---------- Zitierter Auszug ----------

Von Volker Schönenberger

Horrorthriller // Der katalanische Filmemacher Jaume Balagueró hat sich im vergangenen Vierteljahrhundert einen Namen als versierter Horrorregisseur gemacht. „[REC]“ (2007) und dessen 2009er-Fortsetzung sind seine bekanntesten Arbeiten, zwei effektiv inszenierte Found-Footage-Schocker um Besessene (wahlweise Infizierte oder Zombifizierte) in einem mehrstöckigen Mietshaus in Barcelona. Beim nicht mehr im Found-Footage-Stil gedrehten „[REC] 4 – Apocalypse“ (2014) saß er ebenfalls auf dem Regiestuhl. Auch Balaguerós Arbeiten „Darkness“ (2002) und „Sleep Tight“ (2011) stellen bemerkenswerte Genrebeiträge dar.

---------- Datenzeilen ----------

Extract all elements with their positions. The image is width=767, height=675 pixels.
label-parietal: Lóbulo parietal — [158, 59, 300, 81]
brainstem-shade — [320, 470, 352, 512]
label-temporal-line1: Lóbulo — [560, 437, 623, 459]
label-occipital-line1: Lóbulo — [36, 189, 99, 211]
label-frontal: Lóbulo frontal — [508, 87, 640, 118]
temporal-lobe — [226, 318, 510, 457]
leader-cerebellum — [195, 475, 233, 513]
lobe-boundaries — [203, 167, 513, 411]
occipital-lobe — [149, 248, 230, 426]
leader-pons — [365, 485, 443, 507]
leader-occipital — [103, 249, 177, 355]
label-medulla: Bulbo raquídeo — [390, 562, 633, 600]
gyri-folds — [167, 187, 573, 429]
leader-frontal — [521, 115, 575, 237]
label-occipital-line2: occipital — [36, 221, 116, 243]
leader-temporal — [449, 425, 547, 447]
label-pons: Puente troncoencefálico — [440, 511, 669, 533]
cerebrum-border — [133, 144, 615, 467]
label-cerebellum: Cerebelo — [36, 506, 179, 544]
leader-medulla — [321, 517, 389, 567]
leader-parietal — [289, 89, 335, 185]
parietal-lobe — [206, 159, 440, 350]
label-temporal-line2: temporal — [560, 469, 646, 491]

----------
---------- Datenzeilen ----------

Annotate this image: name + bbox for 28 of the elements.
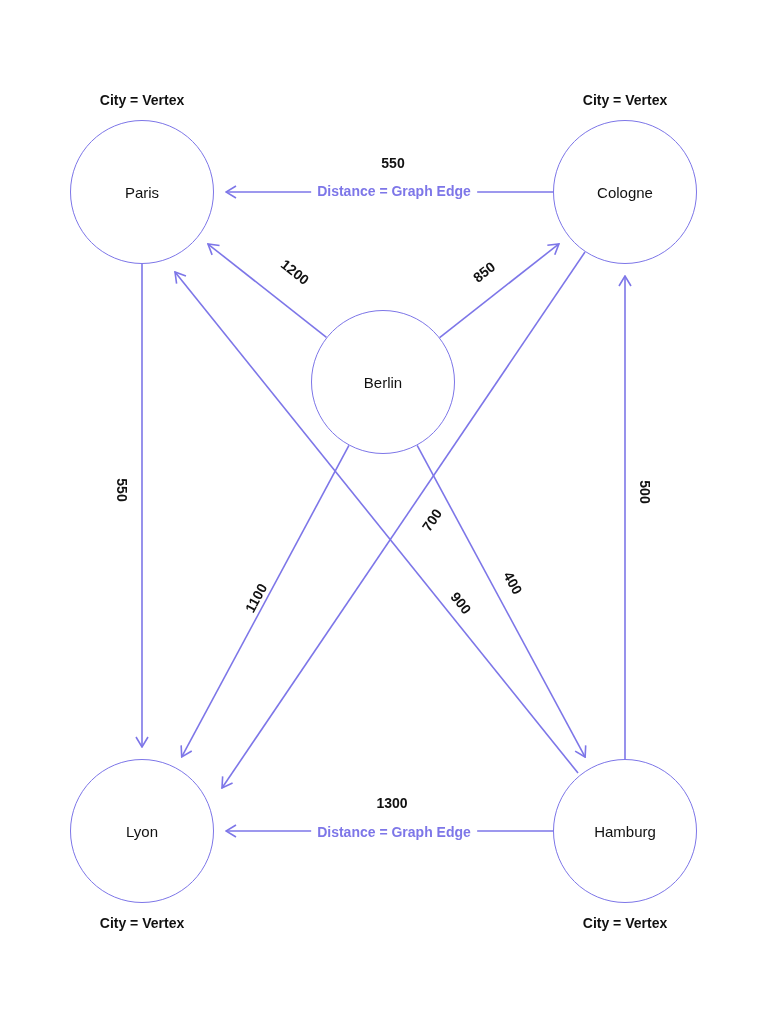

----------

■ **Aufgaben**
(A) In welcher Stadt steht laut dem Auszug über Jaume Balagueró das Mietshaus, in dem „[REC]“ und dessen Fortsetzung spielen?
(B) Welche Filme nennt der Auszug über Jaume Balagueró mit ihrem Titel, und aus welchem Jahr stammt jeder davon?
Für das Folgende ist die Auflistung ohne Belang.

■ **Endergebnisse**
(A) In Barcelona.

(B) „[REC]“ (2007), „[REC] 4 – Apocalypse“ (2014), „Darkness“ (2002), „Sleep Tight“ (2011)